Goal.
In the piece about the corn stalk and the garden harvest, what does the writer say matters more than weeding at this point in the season?

Extract provided.
# # #

The Corn Stalk

Tales from my garden abound! The harvest is good, both with fruit and vegetables and with valuable life lessons! The season is winding down and I’m canning my little heart out. The weeds are starting to creep in and my perfect dirt is starting to show signs of an unkept garden. But the truth is, at this point, harvesting is more important than weeding so the fruit does not go to waste. I hate how it looks, but I love the bounty I drag in each day. 
I’m exhausted, but the canning process is full-on! It’s a frantic feeling trying to get it all done before a sudden cold night changes it all. From spaghetti sauce to salsa to plain old tomatoes, from peaches to apple sauce and pear butter, from pickles to sauerkraut, every day is overwhelming. I’ve never run out of jars before but today I had to go buy more jars to accommodate. The kitchen has never been in such constant disarray. But each time I stand over the stove filling my jars I am taken back to my childhood.

# # #

Provided material.
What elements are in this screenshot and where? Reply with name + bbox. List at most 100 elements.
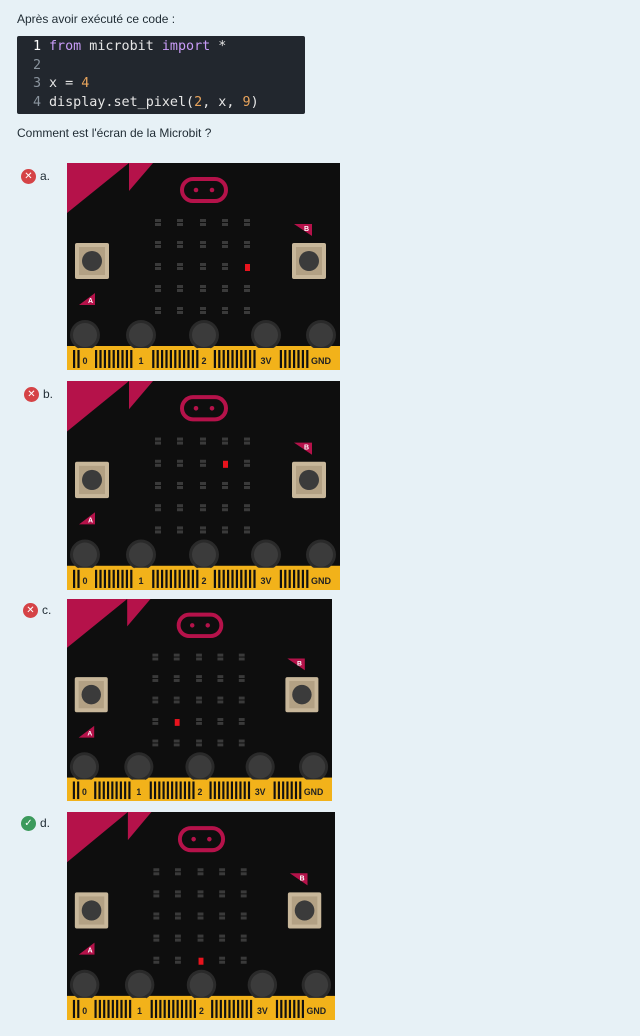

# # #

Answer to this task.
Harvesting matters more, so the fruit does not go to waste.